§ Consigne détaillée:
Pouvez-vous recopier mot pour mot, dans l'extrait sur l'avenir de la mode, le passage compris entre « Écologie, traçabilité, mode » et « en dix questions. », bornes incluses ?

§ Extrait de page:
Écologie, traçabilité, mode à la demande… L’industrie du prêt-à-porter vit une révolution sans précédent. Quels enjeux pour demain et quel scénario pour la prochaine décennie ? Le point en dix questions.
Futur de la mode: quels sont les enjeux ?
1. Vers une mode transparente ?
Marianne Romestain, directrice de l’offre et des achats aux Galeries Lafayette :
« Faire savoir dans quelles conditions sociales et environnementales sont récoltées les matières premières, où elles sont préparées, tricotées, comment le vêtement arrive en boutique et quel est son bilan carbone… Ces questions sont les gros enjeux de la mode de demain. Tout comme pour la composition d’un produit, les entreprises vont devoir s’attaquer à sa traçabilité. Un travail de longue haleine, car il y a entre cinq et dix maillons entre la production et le produit fini. Il existe aujourd’hui des technologies qui nous permettraient d’y répondre avec précision, comme la blockchain, qui délivre un certificat virtuel sur l’historique d’un produit et sur sa vie après vente. La vraie difficulté sera de concilier les protocoles de toutes les entreprises, soit par des normes mondiales ou européennes, soit en travaillant de façon conjointe. Joaillerie, maroquinerie de luxe, fast fashion… ces secteurs vont devoir anticiper cette révolution en apportant une réponse claire et consolidée compte tenu des attentes des clients. »
2. Quels (top-) modèles pour demain ?
Adam Hindle, directeur de casting pour Tom Ford, Valentino, Viktor & Rolf et Agnona :
« Le stéréotype du top-modèle porte-manteau est une faute de goût inexcusable aux yeux des millennials. La beauté pure ne suffit plus. En réaction aux vieux diktats (blancheur, maigreur, jeunesse), des modèles autrefois proscrits prennent désormais leur revanche.
Le casting idéal pour le futur de la mode comprend tous les emblèmes de la diversité : âge, morphologie, couleur de peau, sexualité. Nous traquons avant tout des gens qui affirment leur individualité, avec des vies inspirantes et des personnalités qui restent. Avec des mannequins aux parcours différents, dans lesquels le grand public peut se projeter. Les castings des défilés de la maison Balenciaga dirigés par Demna Gvasalia illustrent bien cette direction esthétique. Cette récente mixité ne concerne pas que les mannequins. Elle est portée par l’arrivée de designers et de rédacteurs en chef de magazines qui favorisent l’émergence de nouveaux standards. »

§ Données recueillies:
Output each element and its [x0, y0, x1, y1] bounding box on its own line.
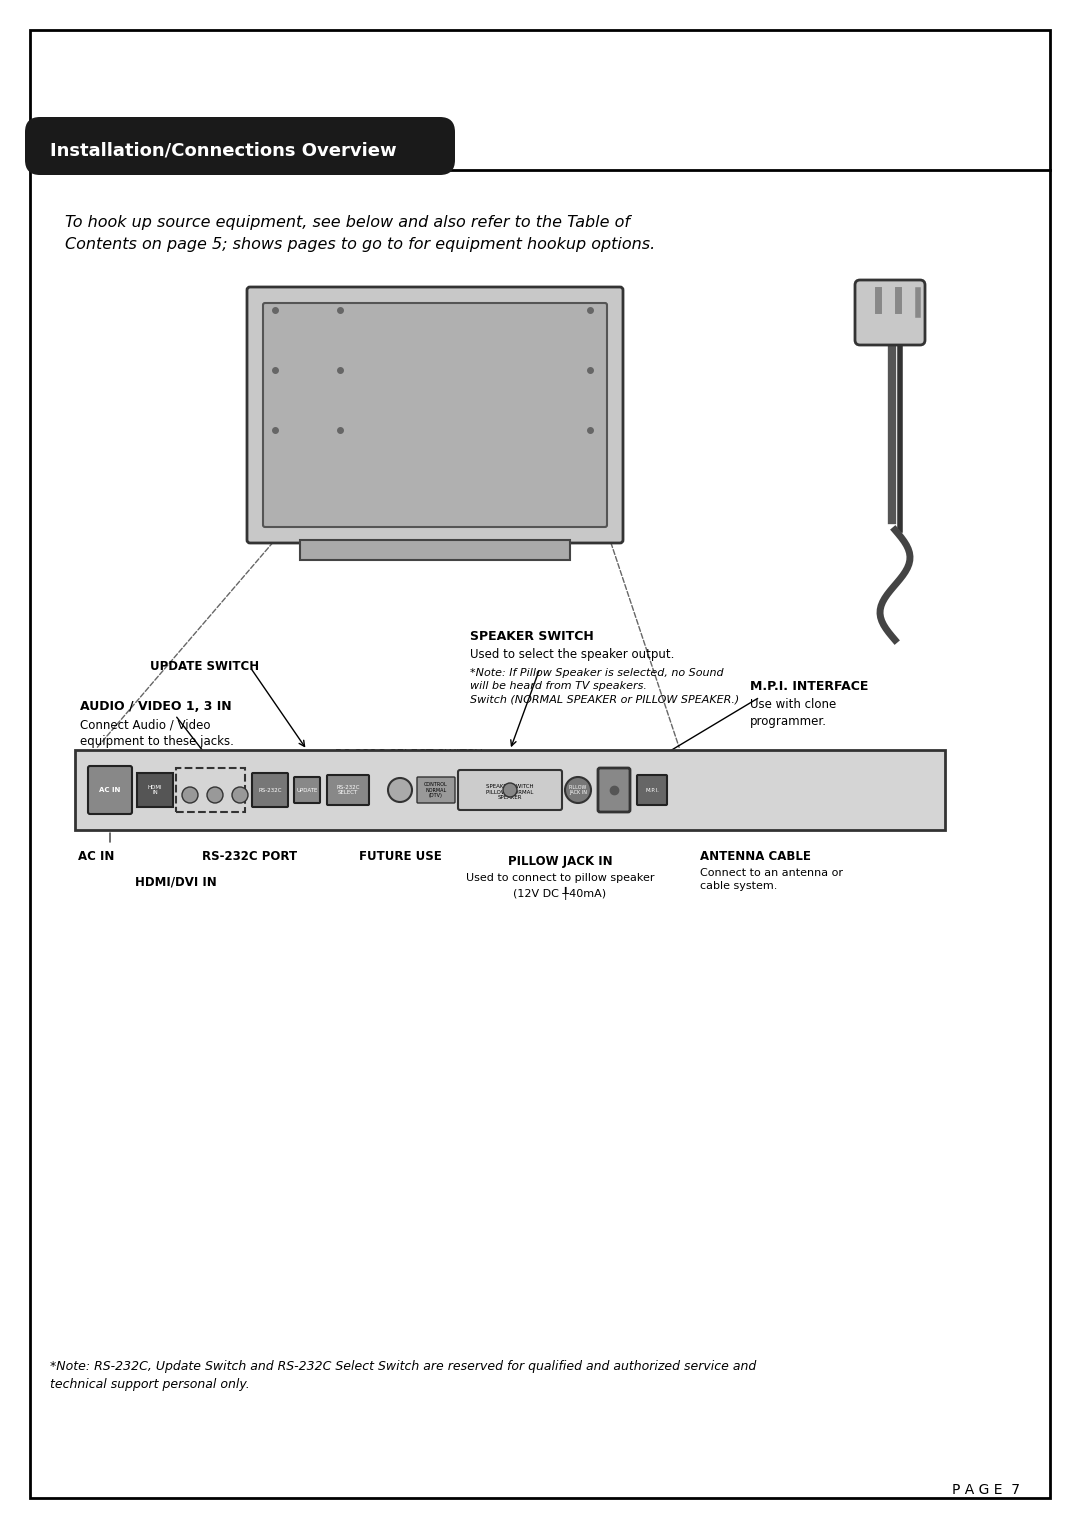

§ Résultat obtenu:
Écologie, traçabilité, mode à la demande… L’industrie du prêt-à-porter vit une révolution sans précédent. Quels enjeux pour demain et quel scénario pour la prochaine décennie ? Le point en dix questions.